What to work on ▸ Using the listing below, select the lines with the word "amount" and copy them.

Dataset excerpts ▸
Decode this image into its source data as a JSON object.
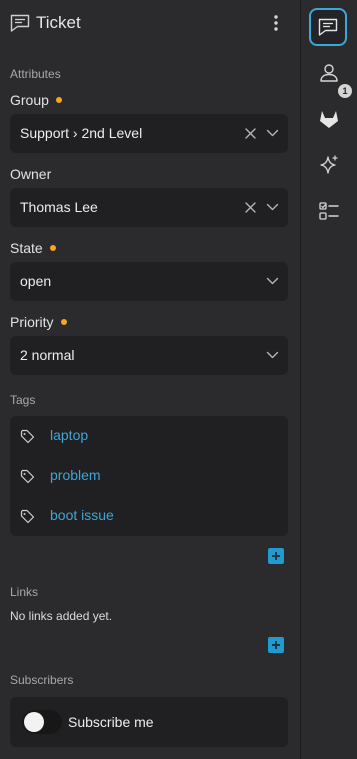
{
  "header": {
    "title": "Ticket",
    "icon": "ticket-chat-icon",
    "menu_icon": "kebab-menu-icon"
  },
  "attributes": {
    "section_label": "Attributes",
    "group": {
      "label": "Group",
      "value": "Support › 2nd Level",
      "required": true
    },
    "owner": {
      "label": "Owner",
      "value": "Thomas Lee",
      "required": false
    },
    "state": {
      "label": "State",
      "value": "open",
      "required": true
    },
    "priority": {
      "label": "Priority",
      "value": "2 normal",
      "required": true
    }
  },
  "tags": {
    "section_label": "Tags",
    "items": [
      "laptop",
      "problem",
      "boot issue"
    ]
  },
  "links": {
    "section_label": "Links",
    "empty_text": "No links added yet."
  },
  "subscribers": {
    "section_label": "Subscribers",
    "subscribe_label": "Subscribe me",
    "subscribed": false
  },
  "sidebar_rail": {
    "items": [
      {
        "name": "ticket-chat-icon",
        "active": true
      },
      {
        "name": "customer-person-icon",
        "active": false,
        "badge": "1"
      },
      {
        "name": "gitlab-icon",
        "active": false
      },
      {
        "name": "ai-sparkle-icon",
        "active": false
      },
      {
        "name": "checklist-icon",
        "active": false
      }
    ]
  },
  "colors": {
    "accent": "#3fa6d9",
    "required_dot": "#f6a623",
    "background": "#2b2b2d",
    "field_background": "#202022"
  }
}
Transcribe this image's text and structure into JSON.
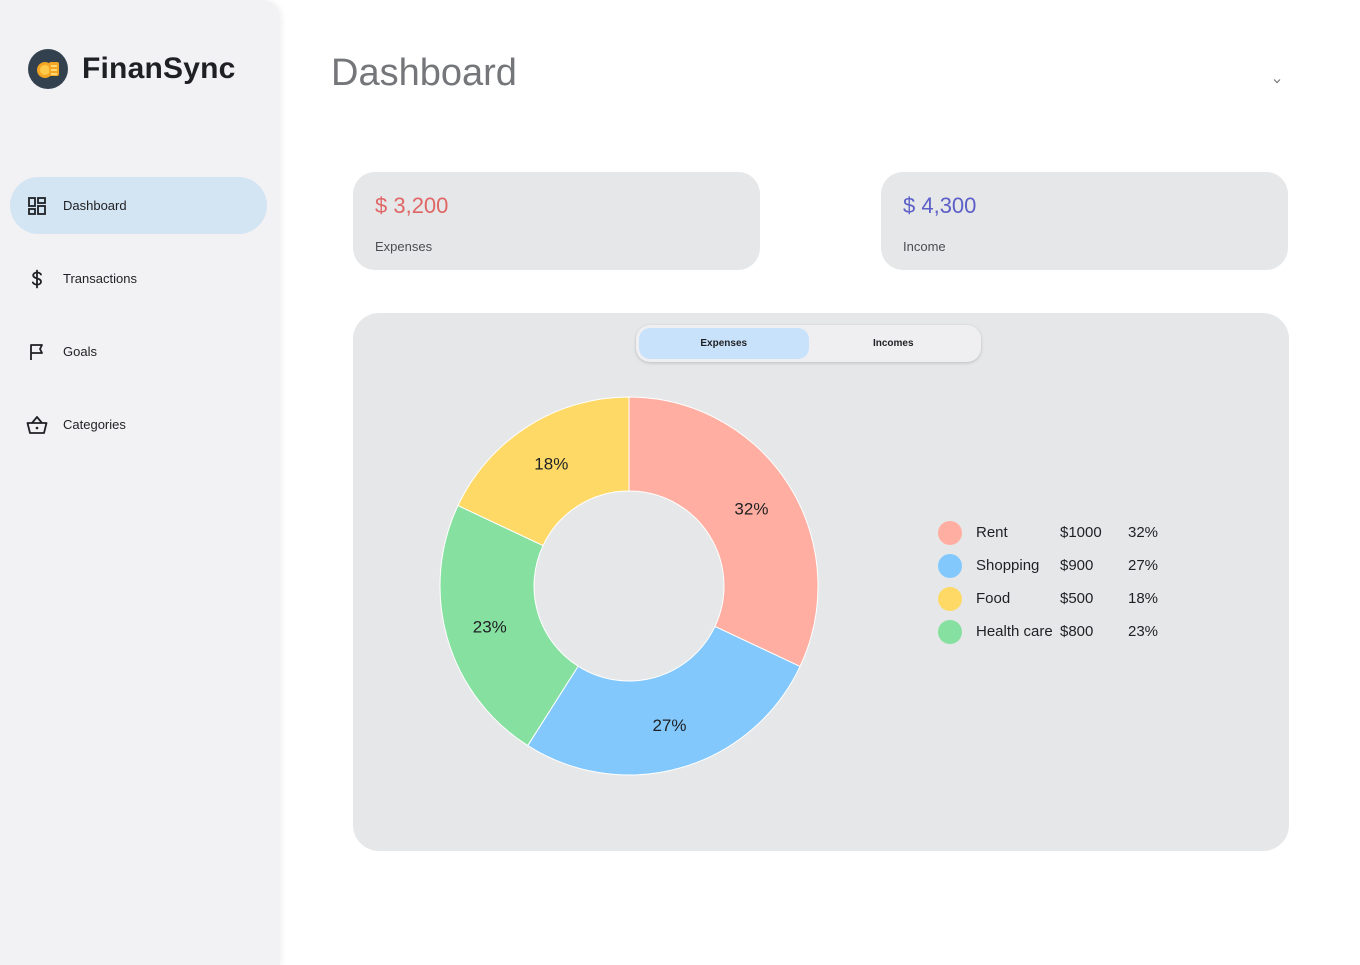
{
  "brand": {
    "name": "FinanSync",
    "logo_icon": "coin-icon"
  },
  "sidebar": {
    "items": [
      {
        "label": "Dashboard",
        "icon": "dashboard-icon",
        "active": true
      },
      {
        "label": "Transactions",
        "icon": "dollar-icon",
        "active": false
      },
      {
        "label": "Goals",
        "icon": "flag-icon",
        "active": false
      },
      {
        "label": "Categories",
        "icon": "basket-icon",
        "active": false
      }
    ]
  },
  "header": {
    "title": "Dashboard",
    "menu_icon": "chevron-down-icon"
  },
  "cards": {
    "expenses": {
      "amount": "$ 3,200",
      "label": "Expenses",
      "color": "#e06666"
    },
    "income": {
      "amount": "$ 4,300",
      "label": "Income",
      "color": "#5b5fc7"
    }
  },
  "toggle": {
    "options": [
      "Expenses",
      "Incomes"
    ],
    "selected": "Expenses"
  },
  "chart_data": {
    "type": "pie",
    "style": "donut",
    "categories": [
      "Rent",
      "Shopping",
      "Health care",
      "Food"
    ],
    "values": [
      32,
      27,
      23,
      18
    ],
    "data_labels": [
      "32%",
      "27%",
      "23%",
      "18%"
    ],
    "colors": [
      "#ffaea1",
      "#82c8fd",
      "#86e0a0",
      "#fed966"
    ]
  },
  "legend": [
    {
      "name": "Rent",
      "amount": "$1000",
      "pct": "32%",
      "color": "#ffaea1"
    },
    {
      "name": "Shopping",
      "amount": "$900",
      "pct": "27%",
      "color": "#82c8fd"
    },
    {
      "name": "Food",
      "amount": "$500",
      "pct": "18%",
      "color": "#fed966"
    },
    {
      "name": "Health care",
      "amount": "$800",
      "pct": "23%",
      "color": "#86e0a0"
    }
  ]
}
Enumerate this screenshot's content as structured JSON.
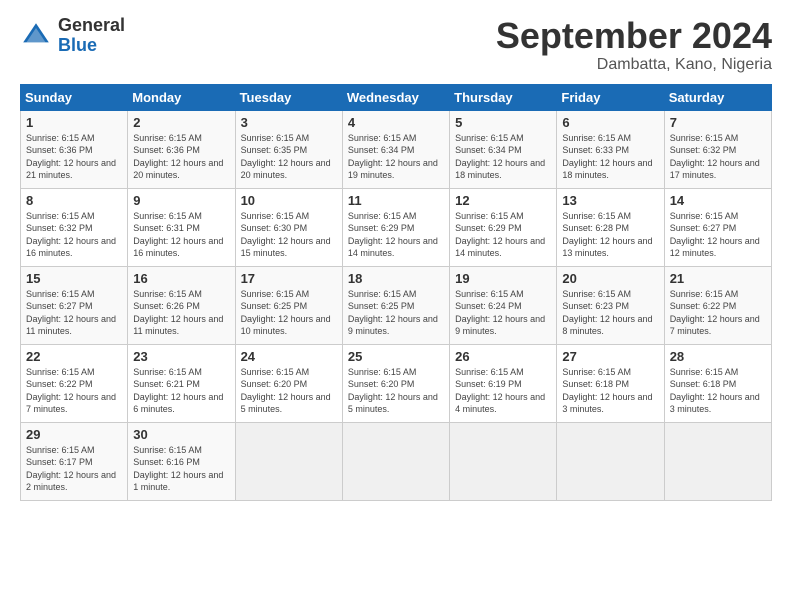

Final result ▸
      "amount": "$ 3,200",
      "amount": "$ 4,300",
      "amount": "$1000",
      "amount": "$900",
      "amount": "$500",
      "amount": "$800",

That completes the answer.